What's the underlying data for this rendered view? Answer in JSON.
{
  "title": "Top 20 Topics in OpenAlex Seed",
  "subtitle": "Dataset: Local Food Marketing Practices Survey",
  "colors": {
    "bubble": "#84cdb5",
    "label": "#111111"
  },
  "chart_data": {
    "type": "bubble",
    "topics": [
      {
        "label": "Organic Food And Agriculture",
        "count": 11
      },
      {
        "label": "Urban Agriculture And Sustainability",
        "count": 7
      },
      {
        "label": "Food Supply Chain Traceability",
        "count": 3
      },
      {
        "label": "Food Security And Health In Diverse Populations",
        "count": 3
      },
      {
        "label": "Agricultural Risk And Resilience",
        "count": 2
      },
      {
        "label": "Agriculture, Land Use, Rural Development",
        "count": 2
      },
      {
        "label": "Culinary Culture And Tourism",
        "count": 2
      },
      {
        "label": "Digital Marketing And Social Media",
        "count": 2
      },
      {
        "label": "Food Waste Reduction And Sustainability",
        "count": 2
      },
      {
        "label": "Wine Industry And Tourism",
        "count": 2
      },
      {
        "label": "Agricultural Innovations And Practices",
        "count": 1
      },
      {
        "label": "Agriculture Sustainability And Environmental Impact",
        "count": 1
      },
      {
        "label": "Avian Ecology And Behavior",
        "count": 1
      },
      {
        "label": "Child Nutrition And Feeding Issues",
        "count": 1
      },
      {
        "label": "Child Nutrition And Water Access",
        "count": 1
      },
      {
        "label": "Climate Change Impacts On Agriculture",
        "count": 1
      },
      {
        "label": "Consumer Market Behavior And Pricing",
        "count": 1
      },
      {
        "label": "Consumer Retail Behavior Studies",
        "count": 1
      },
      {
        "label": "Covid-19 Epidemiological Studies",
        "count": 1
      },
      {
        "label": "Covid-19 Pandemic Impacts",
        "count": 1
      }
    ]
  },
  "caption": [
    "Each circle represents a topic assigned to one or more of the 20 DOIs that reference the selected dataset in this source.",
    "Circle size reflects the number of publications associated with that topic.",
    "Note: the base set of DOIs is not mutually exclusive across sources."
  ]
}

_Exercise details_. Reproduce every line of the data verbatim.

_The response_.
What's the underlying data for this rendered view? Answer in JSON.
{
  "title": "Top 20 Topics in OpenAlex Seed",
  "subtitle": "Dataset: Local Food Marketing Practices Survey",
  "colors": {
    "bubble": "#84cdb5",
    "label": "#111111"
  },
  "chart_data": {
    "type": "bubble",
    "topics": [
      {
        "label": "Organic Food And Agriculture",
        "count": 11
      },
      {
        "label": "Urban Agriculture And Sustainability",
        "count": 7
      },
      {
        "label": "Food Supply Chain Traceability",
        "count": 3
      },
      {
        "label": "Food Security And Health In Diverse Populations",
        "count": 3
      },
      {
        "label": "Agricultural Risk And Resilience",
        "count": 2
      },
      {
        "label": "Agriculture, Land Use, Rural Development",
        "count": 2
      },
      {
        "label": "Culinary Culture And Tourism",
        "count": 2
      },
      {
        "label": "Digital Marketing And Social Media",
        "count": 2
      },
      {
        "label": "Food Waste Reduction And Sustainability",
        "count": 2
      },
      {
        "label": "Wine Industry And Tourism",
        "count": 2
      },
      {
        "label": "Agricultural Innovations And Practices",
        "count": 1
      },
      {
        "label": "Agriculture Sustainability And Environmental Impact",
        "count": 1
      },
      {
        "label": "Avian Ecology And Behavior",
        "count": 1
      },
      {
        "label": "Child Nutrition And Feeding Issues",
        "count": 1
      },
      {
        "label": "Child Nutrition And Water Access",
        "count": 1
      },
      {
        "label": "Climate Change Impacts On Agriculture",
        "count": 1
      },
      {
        "label": "Consumer Market Behavior And Pricing",
        "count": 1
      },
      {
        "label": "Consumer Retail Behavior Studies",
        "count": 1
      },
      {
        "label": "Covid-19 Epidemiological Studies",
        "count": 1
      },
      {
        "label": "Covid-19 Pandemic Impacts",
        "count": 1
      }
    ]
  },
  "caption": [
    "Each circle represents a topic assigned to one or more of the 20 DOIs that reference the selected dataset in this source.",
    "Circle size reflects the number of publications associated with that topic.",
    "Note: the base set of DOIs is not mutually exclusive across sources."
  ]
}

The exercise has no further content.